Texte à examiner:
================
Au milieu de l’océan Atlantique, un cargo trace sa route vers les Amériques. A son bord, une commandante, cheffe incontestée de son équipage entièrement masculin. Elle est professionnelle, intransigeante, efficace et officie selon un protocole de travail ultra-rigide. Les marins lui obéissent sans se poser de question.
Mais un jour, elle les autorise à stopper les machines, à descendre les canots de sauvetage et à se baigner, nus, durant une heure. Lorsqu’ils remontent à bord, rien ne sera comme avant.
J’avais envie que le lecteur soit vraiment à la place de cette commandante, de ses doutes et de son propre égarement. C’est peut-être quelque chose qui vient du théâtre, le fait de ne pas tout dire et de laisser aux spectateurs la possibilité de projeter ce qu’ils ont envie de mettre dans le texte.
De saisissants effets de contraste
"Ultramarins", dont les premiers mots paraphrasent une citation attribuée à Aristote - "Il y a les vivants, les morts, et les marins" -, est un roman hybride, conte fantastique qui frôle le paranormal, avant tout remarquable par sa virtuosité. La phrase de la dramaturge française Mariette Navarro sait approcher au plus près les sensations, dans sa description de cette immersion heureuse de corps nus dans l’eau, dans l’évocation de ce non-lieu au centre de l'océan, dans son approche des doutes et des angoisses de l’héroïne.
================
Données brutes:
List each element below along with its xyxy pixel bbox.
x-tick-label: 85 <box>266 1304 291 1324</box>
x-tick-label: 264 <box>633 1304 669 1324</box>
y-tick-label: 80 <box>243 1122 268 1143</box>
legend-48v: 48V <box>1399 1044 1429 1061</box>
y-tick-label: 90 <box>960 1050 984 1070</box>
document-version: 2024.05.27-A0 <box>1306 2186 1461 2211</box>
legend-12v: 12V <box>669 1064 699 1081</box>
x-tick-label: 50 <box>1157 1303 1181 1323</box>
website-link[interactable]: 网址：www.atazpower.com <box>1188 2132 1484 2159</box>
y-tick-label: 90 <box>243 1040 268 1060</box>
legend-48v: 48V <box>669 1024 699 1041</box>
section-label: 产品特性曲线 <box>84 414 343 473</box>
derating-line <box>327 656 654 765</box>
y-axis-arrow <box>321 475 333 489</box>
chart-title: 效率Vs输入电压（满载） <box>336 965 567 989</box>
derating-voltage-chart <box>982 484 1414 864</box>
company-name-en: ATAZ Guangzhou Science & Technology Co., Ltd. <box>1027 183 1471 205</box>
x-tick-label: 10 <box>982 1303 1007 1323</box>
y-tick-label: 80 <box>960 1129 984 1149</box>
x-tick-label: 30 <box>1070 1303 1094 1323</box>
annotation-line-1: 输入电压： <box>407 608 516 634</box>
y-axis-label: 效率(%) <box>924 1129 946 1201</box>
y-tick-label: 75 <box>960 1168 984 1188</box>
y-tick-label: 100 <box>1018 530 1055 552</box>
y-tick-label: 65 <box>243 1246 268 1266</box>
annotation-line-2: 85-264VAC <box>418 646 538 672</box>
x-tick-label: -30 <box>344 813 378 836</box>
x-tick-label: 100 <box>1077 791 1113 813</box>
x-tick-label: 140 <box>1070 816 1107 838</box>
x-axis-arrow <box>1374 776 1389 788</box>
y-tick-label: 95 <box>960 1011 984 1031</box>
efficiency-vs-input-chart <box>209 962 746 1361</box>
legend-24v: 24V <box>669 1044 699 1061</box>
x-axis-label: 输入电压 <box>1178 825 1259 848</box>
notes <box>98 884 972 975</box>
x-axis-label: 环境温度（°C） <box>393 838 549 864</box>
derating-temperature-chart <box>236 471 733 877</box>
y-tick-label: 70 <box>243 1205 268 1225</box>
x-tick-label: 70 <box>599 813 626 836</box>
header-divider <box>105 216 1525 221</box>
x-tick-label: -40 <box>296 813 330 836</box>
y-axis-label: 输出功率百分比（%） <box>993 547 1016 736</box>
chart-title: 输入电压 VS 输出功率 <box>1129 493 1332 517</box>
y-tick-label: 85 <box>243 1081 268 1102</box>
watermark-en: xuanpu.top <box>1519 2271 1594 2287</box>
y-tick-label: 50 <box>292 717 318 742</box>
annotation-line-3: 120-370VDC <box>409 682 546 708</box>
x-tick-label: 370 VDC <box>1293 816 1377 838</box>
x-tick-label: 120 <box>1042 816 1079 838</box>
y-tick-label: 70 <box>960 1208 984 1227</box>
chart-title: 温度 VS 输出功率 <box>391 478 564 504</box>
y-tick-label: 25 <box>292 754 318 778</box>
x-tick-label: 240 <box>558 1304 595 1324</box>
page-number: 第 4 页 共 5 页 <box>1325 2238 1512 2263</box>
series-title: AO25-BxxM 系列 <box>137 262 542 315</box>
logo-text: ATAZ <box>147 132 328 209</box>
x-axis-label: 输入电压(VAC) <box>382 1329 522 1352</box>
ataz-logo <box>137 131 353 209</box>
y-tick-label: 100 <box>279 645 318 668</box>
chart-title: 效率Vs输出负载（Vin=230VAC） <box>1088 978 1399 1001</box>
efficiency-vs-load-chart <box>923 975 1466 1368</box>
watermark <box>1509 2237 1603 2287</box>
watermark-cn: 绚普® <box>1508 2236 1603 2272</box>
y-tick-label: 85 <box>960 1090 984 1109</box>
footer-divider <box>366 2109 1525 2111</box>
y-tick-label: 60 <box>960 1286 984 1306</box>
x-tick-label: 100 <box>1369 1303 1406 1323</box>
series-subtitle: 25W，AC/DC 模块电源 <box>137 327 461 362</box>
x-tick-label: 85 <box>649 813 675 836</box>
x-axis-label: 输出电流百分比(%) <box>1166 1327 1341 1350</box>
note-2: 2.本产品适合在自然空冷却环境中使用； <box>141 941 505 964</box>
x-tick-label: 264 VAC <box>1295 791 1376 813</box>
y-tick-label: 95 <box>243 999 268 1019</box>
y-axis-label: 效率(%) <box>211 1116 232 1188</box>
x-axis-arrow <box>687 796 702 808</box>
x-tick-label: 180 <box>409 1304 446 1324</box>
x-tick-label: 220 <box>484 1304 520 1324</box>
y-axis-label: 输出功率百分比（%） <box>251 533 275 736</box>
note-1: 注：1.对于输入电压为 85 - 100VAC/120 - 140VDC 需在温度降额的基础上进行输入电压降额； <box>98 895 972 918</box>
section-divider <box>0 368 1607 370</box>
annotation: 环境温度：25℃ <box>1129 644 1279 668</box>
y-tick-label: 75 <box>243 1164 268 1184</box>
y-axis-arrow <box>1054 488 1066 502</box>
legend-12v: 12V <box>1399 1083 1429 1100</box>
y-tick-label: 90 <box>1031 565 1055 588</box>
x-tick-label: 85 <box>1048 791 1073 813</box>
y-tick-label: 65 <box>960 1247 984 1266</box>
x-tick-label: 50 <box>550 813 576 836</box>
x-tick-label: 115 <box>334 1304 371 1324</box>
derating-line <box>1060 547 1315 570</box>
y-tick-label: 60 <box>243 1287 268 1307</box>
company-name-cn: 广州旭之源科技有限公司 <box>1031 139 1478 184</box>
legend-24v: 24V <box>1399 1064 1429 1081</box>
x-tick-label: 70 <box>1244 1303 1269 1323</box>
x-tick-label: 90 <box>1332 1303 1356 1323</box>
================
Consignes:
(1) Citez le texte sur « Ultramarins », tout ce qui va de « Au milieu de » jusqu'à « sera comme avant. ».
(2) Résumez le texte sur « Ultramarins » en deux phrases.
(3) D'après le texte sur « Ultramarins », pendant combien de temps la commandante laisse-t-elle les marins se baigner ?
Les entrées ne jouent aucun rôle dans ce travail.

Réponses dans l'ordre:
(1)
Au milieu de l’océan Atlantique, un cargo trace sa route vers les Amériques. A son bord, une commandante, cheffe incontestée de son équipage entièrement masculin. Elle est professionnelle, intransigeante, efficace et officie selon un protocole de travail ultra-rigide. Les marins lui obéissent sans se poser de question.
Mais un jour, elle les autorise à stopper les machines, à descendre les canots de sauvetage et à se baigner, nus, durant une heure. Lorsqu’ils remontent à bord, rien ne sera comme avant.

(2) Dans « Ultramarins », de la dramaturge Mariette Navarro, la commandante d'un cargo qui traverse l'Atlantique, obéie sans question par son équipage entièrement masculin, autorise un jour ses marins à stopper les machines et à se baigner nus pendant une heure, après quoi rien ne sera comme avant. Ce roman hybride, conte fantastique qui frôle le paranormal, se distingue surtout par sa virtuosité et par une écriture qui approche au plus près les sensations.

(3) Durant une heure.